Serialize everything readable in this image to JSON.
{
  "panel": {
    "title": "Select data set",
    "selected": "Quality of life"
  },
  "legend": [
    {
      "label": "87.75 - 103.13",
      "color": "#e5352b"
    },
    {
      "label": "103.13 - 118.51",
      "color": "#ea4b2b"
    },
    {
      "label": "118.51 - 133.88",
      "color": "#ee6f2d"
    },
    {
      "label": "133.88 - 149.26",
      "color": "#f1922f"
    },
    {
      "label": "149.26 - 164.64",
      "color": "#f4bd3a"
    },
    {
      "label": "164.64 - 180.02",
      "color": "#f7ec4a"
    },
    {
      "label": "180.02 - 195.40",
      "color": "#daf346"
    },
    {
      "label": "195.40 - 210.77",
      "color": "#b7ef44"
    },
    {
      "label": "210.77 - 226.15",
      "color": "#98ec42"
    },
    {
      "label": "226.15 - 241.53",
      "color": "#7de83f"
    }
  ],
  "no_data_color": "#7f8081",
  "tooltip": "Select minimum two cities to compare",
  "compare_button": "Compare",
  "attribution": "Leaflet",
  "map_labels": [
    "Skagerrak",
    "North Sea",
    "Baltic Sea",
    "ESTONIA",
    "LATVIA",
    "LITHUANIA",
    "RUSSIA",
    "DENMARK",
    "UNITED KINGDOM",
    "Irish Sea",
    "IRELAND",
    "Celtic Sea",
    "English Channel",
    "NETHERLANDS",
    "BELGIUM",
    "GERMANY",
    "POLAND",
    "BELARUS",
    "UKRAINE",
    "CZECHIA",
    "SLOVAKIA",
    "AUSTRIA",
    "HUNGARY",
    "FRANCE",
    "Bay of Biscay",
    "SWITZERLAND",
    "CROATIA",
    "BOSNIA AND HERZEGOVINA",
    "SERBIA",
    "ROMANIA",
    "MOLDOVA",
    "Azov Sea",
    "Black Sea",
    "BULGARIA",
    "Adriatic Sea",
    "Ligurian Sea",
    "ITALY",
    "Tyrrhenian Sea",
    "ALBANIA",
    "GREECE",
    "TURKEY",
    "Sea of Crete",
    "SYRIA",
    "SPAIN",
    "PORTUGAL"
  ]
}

-=-=-=-=-

Transcribe the records above exactly as they appear.

Serialize everything readable in this image to JSON.
{
  "panel": {
    "title": "Select data set",
    "selected": "Quality of life"
  },
  "legend": [
    {
      "label": "87.75 - 103.13",
      "color": "#e5352b"
    },
    {
      "label": "103.13 - 118.51",
      "color": "#ea4b2b"
    },
    {
      "label": "118.51 - 133.88",
      "color": "#ee6f2d"
    },
    {
      "label": "133.88 - 149.26",
      "color": "#f1922f"
    },
    {
      "label": "149.26 - 164.64",
      "color": "#f4bd3a"
    },
    {
      "label": "164.64 - 180.02",
      "color": "#f7ec4a"
    },
    {
      "label": "180.02 - 195.40",
      "color": "#daf346"
    },
    {
      "label": "195.40 - 210.77",
      "color": "#b7ef44"
    },
    {
      "label": "210.77 - 226.15",
      "color": "#98ec42"
    },
    {
      "label": "226.15 - 241.53",
      "color": "#7de83f"
    }
  ],
  "no_data_color": "#7f8081",
  "tooltip": "Select minimum two cities to compare",
  "compare_button": "Compare",
  "attribution": "Leaflet",
  "map_labels": [
    "Skagerrak",
    "North Sea",
    "Baltic Sea",
    "ESTONIA",
    "LATVIA",
    "LITHUANIA",
    "RUSSIA",
    "DENMARK",
    "UNITED KINGDOM",
    "Irish Sea",
    "IRELAND",
    "Celtic Sea",
    "English Channel",
    "NETHERLANDS",
    "BELGIUM",
    "GERMANY",
    "POLAND",
    "BELARUS",
    "UKRAINE",
    "CZECHIA",
    "SLOVAKIA",
    "AUSTRIA",
    "HUNGARY",
    "FRANCE",
    "Bay of Biscay",
    "SWITZERLAND",
    "CROATIA",
    "BOSNIA AND HERZEGOVINA",
    "SERBIA",
    "ROMANIA",
    "MOLDOVA",
    "Azov Sea",
    "Black Sea",
    "BULGARIA",
    "Adriatic Sea",
    "Ligurian Sea",
    "ITALY",
    "Tyrrhenian Sea",
    "ALBANIA",
    "GREECE",
    "TURKEY",
    "Sea of Crete",
    "SYRIA",
    "SPAIN",
    "PORTUGAL"
  ]
}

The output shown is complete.